◆ **Consigne**
Extrayez de l'entretien avec la maire, mot pour mot, le passage qui commence aux mots « Comment arrivez-vous à » et s'arrête après « des améliorations notables. ».
───── Texte présenté
Bonjour madame le maire,  vous êtes une des femmes qui font la fierté du Togo, de par votre charisme et leadership. Dites-nous ce qui vous a motivé à entrer dans l’arène politique ?

Bonjour, d’abord merci pour vos mots aimables. Vous avez parlé de charisme et de leadership et ce sont des choses admirables. A la base, ce n’était pas ce qu’on a recherché. On a recherché juste l’accomplissement d’une mission et si la perception est celle de quelqu’un de charismatique, disons que c’est un bonus. Pour ce qui a pu me guider ou m’inciter à entrer en politique, je pense que c’est la vie de tous les jours. On a l’habitude, même dans nos vies quotidiennes à la maison, de réfléchir aux différentes circonstances et aux difficultés, et tout,…, donc ce n’est que cela qui porté à une échelle un peu plus large nous fait passer de la maison à la commune. C’est un intérêt pour l’humain, pour aller vers l’autre, comprendre quelles sont ses difficultés et mettre au service des résolutions avec lesquelles on a eu à être en contact, de part, notre expérience, nos réflexions, parce qu’ici et là, on a vu faire des choses qui ont marché et on veut les essayer chez nous aussi. Une chose en entrainant une autre, je crois que cela est venu comme çà.

Comment arrivez-vous à gérer votre quotidien à la maison et à la mairie ?

Je le prends comme un continuum…rires… Pour faire un jeu de mots, j’ai l’habitude de dire que je suis mère-maire. Sans vouloir faire de la réduction, dans l’absolu, c’est à peu près les mêmes choses ; à des échelles différentes, mais autant la mère s’attache à pourvoir aux besoins de ses enfants ou ce qui sont sous sa garde et vigilance, autant le maire a pour mission, et çà c’est un contrat social avec les électeurs, d’améliorer le quotidien, de travailler sur cadre de vie, les infrastructures, de travailler même sur la mentalité, les attitudes, les conceptions pour qu’entre deux élections, il y a des améliorations notables.
──────────
───── Bloc de données
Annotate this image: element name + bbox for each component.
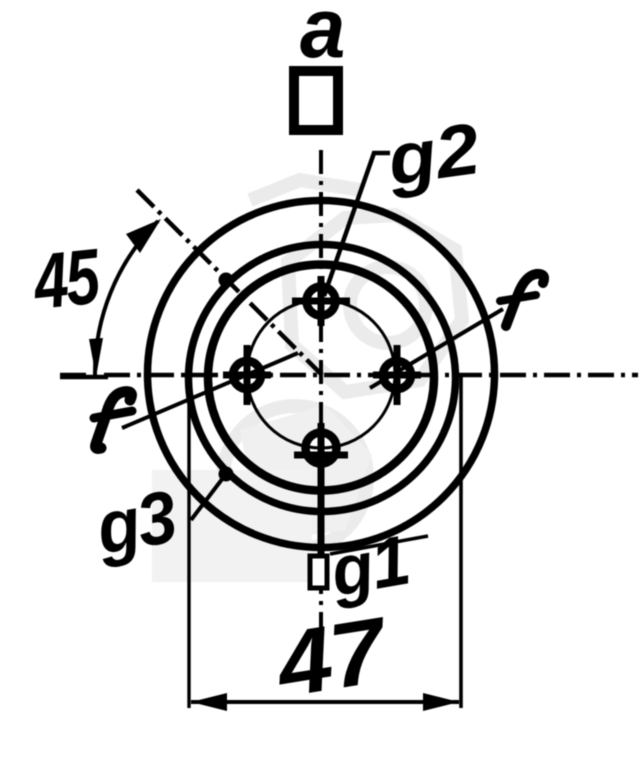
──────────
◆ **Réponse**
Comment arrivez-vous à gérer votre quotidien à la maison et à la mairie ?

Je le prends comme un continuum…rires… Pour faire un jeu de mots, j’ai l’habitude de dire que je suis mère-maire. Sans vouloir faire de la réduction, dans l’absolu, c’est à peu près les mêmes choses ; à des échelles différentes, mais autant la mère s’attache à pourvoir aux besoins de ses enfants ou ce qui sont sous sa garde et vigilance, autant le maire a pour mission, et çà c’est un contrat social avec les électeurs, d’améliorer le quotidien, de travailler sur cadre de vie, les infrastructures, de travailler même sur la mentalité, les attitudes, les conceptions pour qu’entre deux élections, il y a des améliorations notables.